To be done: Write out every line of the material as it stands, apart from the pictures.

Data for the task:
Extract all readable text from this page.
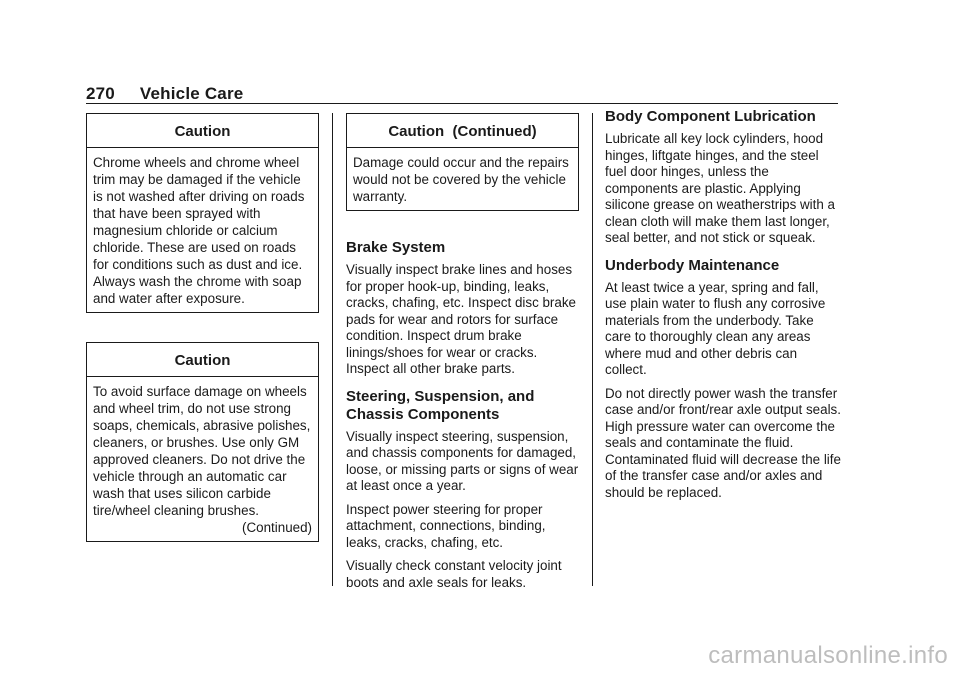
270 Vehicle Care
Caution
Chrome wheels and chrome wheel trim may be damaged if the vehicle is not washed after driving on roads that have been sprayed with magnesium chloride or calcium chloride. These are used on roads for conditions such as dust and ice. Always wash the chrome with soap and water after exposure.
Caution
To avoid surface damage on wheels and wheel trim, do not use strong soaps, chemicals, abrasive polishes, cleaners, or brushes. Use only GM approved cleaners. Do not drive the vehicle through an automatic car wash that uses silicon carbide tire/wheel cleaning brushes.
(Continued)
Caution  (Continued)
Damage could occur and the repairs would not be covered by the vehicle warranty.
Brake System

Visually inspect brake lines and hoses for proper hook-up, binding, leaks, cracks, chafing, etc. Inspect disc brake pads for wear and rotors for surface condition. Inspect drum brake linings/shoes for wear or cracks. Inspect all other brake parts.

Steering, Suspension, and Chassis Components

Visually inspect steering, suspension, and chassis components for damaged, loose, or missing parts or signs of wear at least once a year.

Inspect power steering for proper attachment, connections, binding, leaks, cracks, chafing, etc.

Visually check constant velocity joint boots and axle seals for leaks.

Body Component Lubrication

Lubricate all key lock cylinders, hood hinges, liftgate hinges, and the steel fuel door hinges, unless the components are plastic. Applying silicone grease on weatherstrips with a clean cloth will make them last longer, seal better, and not stick or squeak.

Underbody Maintenance

At least twice a year, spring and fall, use plain water to flush any corrosive materials from the underbody. Take care to thoroughly clean any areas where mud and other debris can collect.

Do not directly power wash the transfer case and/or front/rear axle output seals. High pressure water can overcome the seals and contaminate the fluid. Contaminated fluid will decrease the life of the transfer case and/or axles and should be replaced.

carmanualsonline.info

Response:
Extract all readable text from this page.
270 Vehicle Care
Caution
Chrome wheels and chrome wheel trim may be damaged if the vehicle is not washed after driving on roads that have been sprayed with magnesium chloride or calcium chloride. These are used on roads for conditions such as dust and ice. Always wash the chrome with soap and water after exposure.
Caution
To avoid surface damage on wheels and wheel trim, do not use strong soaps, chemicals, abrasive polishes, cleaners, or brushes. Use only GM approved cleaners. Do not drive the vehicle through an automatic car wash that uses silicon carbide tire/wheel cleaning brushes.
(Continued)
Caution  (Continued)
Damage could occur and the repairs would not be covered by the vehicle warranty.
Brake System

Visually inspect brake lines and hoses for proper hook-up, binding, leaks, cracks, chafing, etc. Inspect disc brake pads for wear and rotors for surface condition. Inspect drum brake linings/shoes for wear or cracks. Inspect all other brake parts.

Steering, Suspension, and Chassis Components

Visually inspect steering, suspension, and chassis components for damaged, loose, or missing parts or signs of wear at least once a year.

Inspect power steering for proper attachment, connections, binding, leaks, cracks, chafing, etc.

Visually check constant velocity joint boots and axle seals for leaks.

Body Component Lubrication

Lubricate all key lock cylinders, hood hinges, liftgate hinges, and the steel fuel door hinges, unless the components are plastic. Applying silicone grease on weatherstrips with a clean cloth will make them last longer, seal better, and not stick or squeak.

Underbody Maintenance

At least twice a year, spring and fall, use plain water to flush any corrosive materials from the underbody. Take care to thoroughly clean any areas where mud and other debris can collect.

Do not directly power wash the transfer case and/or front/rear axle output seals. High pressure water can overcome the seals and contaminate the fluid. Contaminated fluid will decrease the life of the transfer case and/or axles and should be replaced.

carmanualsonline.info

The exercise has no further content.